> [Task]: Skip the images and return the records below exactly.

★ ★ ★ ★ ★

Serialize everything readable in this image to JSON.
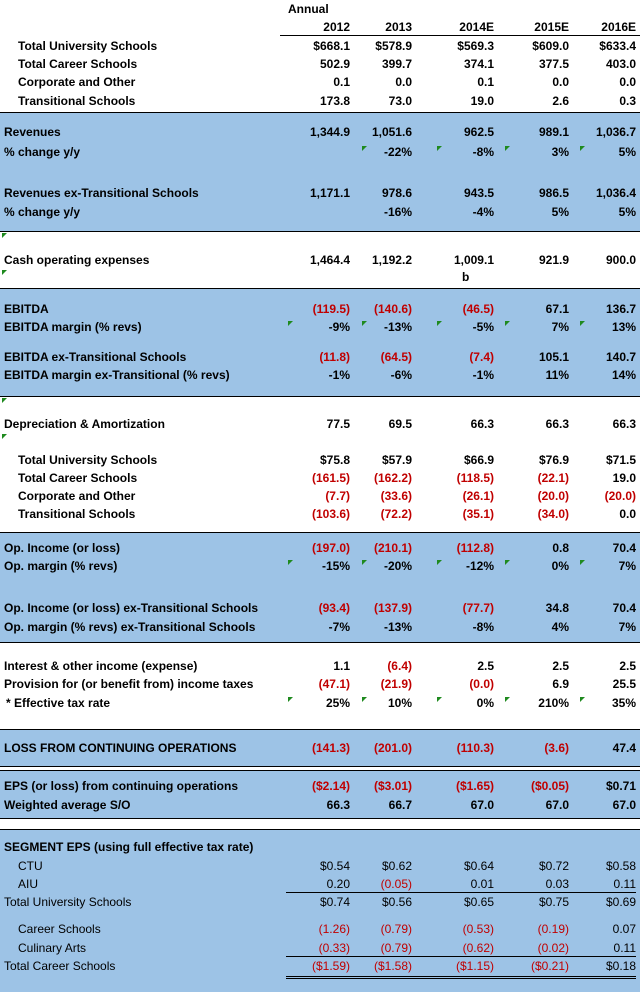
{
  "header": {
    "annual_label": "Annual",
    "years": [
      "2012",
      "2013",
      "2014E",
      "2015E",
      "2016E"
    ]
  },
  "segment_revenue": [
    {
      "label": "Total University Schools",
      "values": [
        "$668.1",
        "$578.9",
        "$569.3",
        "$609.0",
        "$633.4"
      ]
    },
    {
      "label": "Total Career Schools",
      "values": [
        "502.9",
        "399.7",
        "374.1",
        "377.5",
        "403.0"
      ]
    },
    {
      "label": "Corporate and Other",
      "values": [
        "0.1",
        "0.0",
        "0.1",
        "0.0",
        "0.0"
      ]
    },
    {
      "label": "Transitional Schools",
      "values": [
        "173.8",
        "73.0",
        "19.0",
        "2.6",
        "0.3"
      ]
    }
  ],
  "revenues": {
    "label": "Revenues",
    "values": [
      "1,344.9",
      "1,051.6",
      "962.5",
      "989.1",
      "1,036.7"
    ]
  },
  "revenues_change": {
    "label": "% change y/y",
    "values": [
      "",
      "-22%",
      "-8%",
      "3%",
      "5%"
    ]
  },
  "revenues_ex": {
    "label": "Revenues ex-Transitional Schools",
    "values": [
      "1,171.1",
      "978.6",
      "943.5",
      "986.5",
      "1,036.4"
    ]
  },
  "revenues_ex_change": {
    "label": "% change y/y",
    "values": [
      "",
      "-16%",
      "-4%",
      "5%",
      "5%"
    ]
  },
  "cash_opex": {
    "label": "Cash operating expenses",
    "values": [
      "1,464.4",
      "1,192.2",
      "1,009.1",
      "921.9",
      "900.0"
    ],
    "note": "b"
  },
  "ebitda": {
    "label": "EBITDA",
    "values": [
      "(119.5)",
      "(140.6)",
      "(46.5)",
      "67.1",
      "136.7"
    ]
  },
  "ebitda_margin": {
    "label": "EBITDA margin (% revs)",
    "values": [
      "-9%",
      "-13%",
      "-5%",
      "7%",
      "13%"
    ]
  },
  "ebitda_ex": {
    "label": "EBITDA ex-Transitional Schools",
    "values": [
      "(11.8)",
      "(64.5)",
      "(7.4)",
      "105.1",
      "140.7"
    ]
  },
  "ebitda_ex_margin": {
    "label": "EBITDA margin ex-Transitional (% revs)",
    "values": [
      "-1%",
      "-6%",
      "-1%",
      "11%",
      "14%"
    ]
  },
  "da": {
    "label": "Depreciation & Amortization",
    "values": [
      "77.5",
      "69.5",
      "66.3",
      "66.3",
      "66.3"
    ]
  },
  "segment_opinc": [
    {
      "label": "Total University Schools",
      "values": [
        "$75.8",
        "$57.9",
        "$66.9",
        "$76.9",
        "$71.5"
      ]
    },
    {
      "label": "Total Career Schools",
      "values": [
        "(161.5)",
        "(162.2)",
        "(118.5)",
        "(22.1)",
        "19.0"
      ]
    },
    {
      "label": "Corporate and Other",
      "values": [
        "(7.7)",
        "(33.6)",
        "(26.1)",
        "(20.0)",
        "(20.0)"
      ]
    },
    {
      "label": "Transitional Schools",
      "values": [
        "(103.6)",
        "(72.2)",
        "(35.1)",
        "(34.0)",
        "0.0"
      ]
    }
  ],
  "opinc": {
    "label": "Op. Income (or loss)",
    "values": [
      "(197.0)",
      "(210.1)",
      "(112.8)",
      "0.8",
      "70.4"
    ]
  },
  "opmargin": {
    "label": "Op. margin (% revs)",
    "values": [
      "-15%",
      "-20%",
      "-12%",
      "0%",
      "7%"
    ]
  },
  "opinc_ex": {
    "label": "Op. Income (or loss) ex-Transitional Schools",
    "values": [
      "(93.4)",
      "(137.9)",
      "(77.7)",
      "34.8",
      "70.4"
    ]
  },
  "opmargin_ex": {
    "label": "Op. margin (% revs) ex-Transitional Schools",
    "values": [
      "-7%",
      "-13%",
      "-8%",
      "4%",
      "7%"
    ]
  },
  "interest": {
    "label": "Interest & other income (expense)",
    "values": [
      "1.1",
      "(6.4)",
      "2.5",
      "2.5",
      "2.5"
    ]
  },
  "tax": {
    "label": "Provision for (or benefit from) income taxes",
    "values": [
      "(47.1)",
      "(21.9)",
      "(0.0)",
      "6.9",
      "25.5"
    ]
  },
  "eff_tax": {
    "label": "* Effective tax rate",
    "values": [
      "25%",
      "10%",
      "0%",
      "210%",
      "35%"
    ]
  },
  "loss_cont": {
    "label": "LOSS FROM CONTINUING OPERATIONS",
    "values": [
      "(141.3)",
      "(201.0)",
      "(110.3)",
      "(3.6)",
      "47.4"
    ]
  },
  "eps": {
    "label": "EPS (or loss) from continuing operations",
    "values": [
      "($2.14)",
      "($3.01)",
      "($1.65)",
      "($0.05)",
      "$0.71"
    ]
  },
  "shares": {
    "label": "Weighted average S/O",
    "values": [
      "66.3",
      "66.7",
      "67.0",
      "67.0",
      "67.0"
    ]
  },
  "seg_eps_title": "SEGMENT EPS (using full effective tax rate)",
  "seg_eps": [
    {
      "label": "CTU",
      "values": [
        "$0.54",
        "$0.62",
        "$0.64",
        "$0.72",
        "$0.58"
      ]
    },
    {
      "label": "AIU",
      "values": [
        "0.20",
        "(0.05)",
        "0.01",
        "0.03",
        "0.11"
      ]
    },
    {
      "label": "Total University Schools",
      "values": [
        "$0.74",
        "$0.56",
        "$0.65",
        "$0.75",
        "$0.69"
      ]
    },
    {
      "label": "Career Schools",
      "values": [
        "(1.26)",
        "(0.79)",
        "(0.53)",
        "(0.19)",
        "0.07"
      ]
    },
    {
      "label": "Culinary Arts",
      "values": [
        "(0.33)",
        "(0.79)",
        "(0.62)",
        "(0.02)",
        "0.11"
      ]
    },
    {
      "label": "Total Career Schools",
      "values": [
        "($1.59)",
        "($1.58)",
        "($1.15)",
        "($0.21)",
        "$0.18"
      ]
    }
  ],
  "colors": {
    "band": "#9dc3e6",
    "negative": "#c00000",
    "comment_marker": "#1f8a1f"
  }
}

★ ★ ★ ★ ★

> [Correct response]:
Serialize everything readable in this image to JSON.
{
  "header": {
    "annual_label": "Annual",
    "years": [
      "2012",
      "2013",
      "2014E",
      "2015E",
      "2016E"
    ]
  },
  "segment_revenue": [
    {
      "label": "Total University Schools",
      "values": [
        "$668.1",
        "$578.9",
        "$569.3",
        "$609.0",
        "$633.4"
      ]
    },
    {
      "label": "Total Career Schools",
      "values": [
        "502.9",
        "399.7",
        "374.1",
        "377.5",
        "403.0"
      ]
    },
    {
      "label": "Corporate and Other",
      "values": [
        "0.1",
        "0.0",
        "0.1",
        "0.0",
        "0.0"
      ]
    },
    {
      "label": "Transitional Schools",
      "values": [
        "173.8",
        "73.0",
        "19.0",
        "2.6",
        "0.3"
      ]
    }
  ],
  "revenues": {
    "label": "Revenues",
    "values": [
      "1,344.9",
      "1,051.6",
      "962.5",
      "989.1",
      "1,036.7"
    ]
  },
  "revenues_change": {
    "label": "% change y/y",
    "values": [
      "",
      "-22%",
      "-8%",
      "3%",
      "5%"
    ]
  },
  "revenues_ex": {
    "label": "Revenues ex-Transitional Schools",
    "values": [
      "1,171.1",
      "978.6",
      "943.5",
      "986.5",
      "1,036.4"
    ]
  },
  "revenues_ex_change": {
    "label": "% change y/y",
    "values": [
      "",
      "-16%",
      "-4%",
      "5%",
      "5%"
    ]
  },
  "cash_opex": {
    "label": "Cash operating expenses",
    "values": [
      "1,464.4",
      "1,192.2",
      "1,009.1",
      "921.9",
      "900.0"
    ],
    "note": "b"
  },
  "ebitda": {
    "label": "EBITDA",
    "values": [
      "(119.5)",
      "(140.6)",
      "(46.5)",
      "67.1",
      "136.7"
    ]
  },
  "ebitda_margin": {
    "label": "EBITDA margin (% revs)",
    "values": [
      "-9%",
      "-13%",
      "-5%",
      "7%",
      "13%"
    ]
  },
  "ebitda_ex": {
    "label": "EBITDA ex-Transitional Schools",
    "values": [
      "(11.8)",
      "(64.5)",
      "(7.4)",
      "105.1",
      "140.7"
    ]
  },
  "ebitda_ex_margin": {
    "label": "EBITDA margin ex-Transitional (% revs)",
    "values": [
      "-1%",
      "-6%",
      "-1%",
      "11%",
      "14%"
    ]
  },
  "da": {
    "label": "Depreciation & Amortization",
    "values": [
      "77.5",
      "69.5",
      "66.3",
      "66.3",
      "66.3"
    ]
  },
  "segment_opinc": [
    {
      "label": "Total University Schools",
      "values": [
        "$75.8",
        "$57.9",
        "$66.9",
        "$76.9",
        "$71.5"
      ]
    },
    {
      "label": "Total Career Schools",
      "values": [
        "(161.5)",
        "(162.2)",
        "(118.5)",
        "(22.1)",
        "19.0"
      ]
    },
    {
      "label": "Corporate and Other",
      "values": [
        "(7.7)",
        "(33.6)",
        "(26.1)",
        "(20.0)",
        "(20.0)"
      ]
    },
    {
      "label": "Transitional Schools",
      "values": [
        "(103.6)",
        "(72.2)",
        "(35.1)",
        "(34.0)",
        "0.0"
      ]
    }
  ],
  "opinc": {
    "label": "Op. Income (or loss)",
    "values": [
      "(197.0)",
      "(210.1)",
      "(112.8)",
      "0.8",
      "70.4"
    ]
  },
  "opmargin": {
    "label": "Op. margin (% revs)",
    "values": [
      "-15%",
      "-20%",
      "-12%",
      "0%",
      "7%"
    ]
  },
  "opinc_ex": {
    "label": "Op. Income (or loss) ex-Transitional Schools",
    "values": [
      "(93.4)",
      "(137.9)",
      "(77.7)",
      "34.8",
      "70.4"
    ]
  },
  "opmargin_ex": {
    "label": "Op. margin (% revs) ex-Transitional Schools",
    "values": [
      "-7%",
      "-13%",
      "-8%",
      "4%",
      "7%"
    ]
  },
  "interest": {
    "label": "Interest & other income (expense)",
    "values": [
      "1.1",
      "(6.4)",
      "2.5",
      "2.5",
      "2.5"
    ]
  },
  "tax": {
    "label": "Provision for (or benefit from) income taxes",
    "values": [
      "(47.1)",
      "(21.9)",
      "(0.0)",
      "6.9",
      "25.5"
    ]
  },
  "eff_tax": {
    "label": "* Effective tax rate",
    "values": [
      "25%",
      "10%",
      "0%",
      "210%",
      "35%"
    ]
  },
  "loss_cont": {
    "label": "LOSS FROM CONTINUING OPERATIONS",
    "values": [
      "(141.3)",
      "(201.0)",
      "(110.3)",
      "(3.6)",
      "47.4"
    ]
  },
  "eps": {
    "label": "EPS (or loss) from continuing operations",
    "values": [
      "($2.14)",
      "($3.01)",
      "($1.65)",
      "($0.05)",
      "$0.71"
    ]
  },
  "shares": {
    "label": "Weighted average S/O",
    "values": [
      "66.3",
      "66.7",
      "67.0",
      "67.0",
      "67.0"
    ]
  },
  "seg_eps_title": "SEGMENT EPS (using full effective tax rate)",
  "seg_eps": [
    {
      "label": "CTU",
      "values": [
        "$0.54",
        "$0.62",
        "$0.64",
        "$0.72",
        "$0.58"
      ]
    },
    {
      "label": "AIU",
      "values": [
        "0.20",
        "(0.05)",
        "0.01",
        "0.03",
        "0.11"
      ]
    },
    {
      "label": "Total University Schools",
      "values": [
        "$0.74",
        "$0.56",
        "$0.65",
        "$0.75",
        "$0.69"
      ]
    },
    {
      "label": "Career Schools",
      "values": [
        "(1.26)",
        "(0.79)",
        "(0.53)",
        "(0.19)",
        "0.07"
      ]
    },
    {
      "label": "Culinary Arts",
      "values": [
        "(0.33)",
        "(0.79)",
        "(0.62)",
        "(0.02)",
        "0.11"
      ]
    },
    {
      "label": "Total Career Schools",
      "values": [
        "($1.59)",
        "($1.58)",
        "($1.15)",
        "($0.21)",
        "$0.18"
      ]
    }
  ],
  "colors": {
    "band": "#9dc3e6",
    "negative": "#c00000",
    "comment_marker": "#1f8a1f"
  }
}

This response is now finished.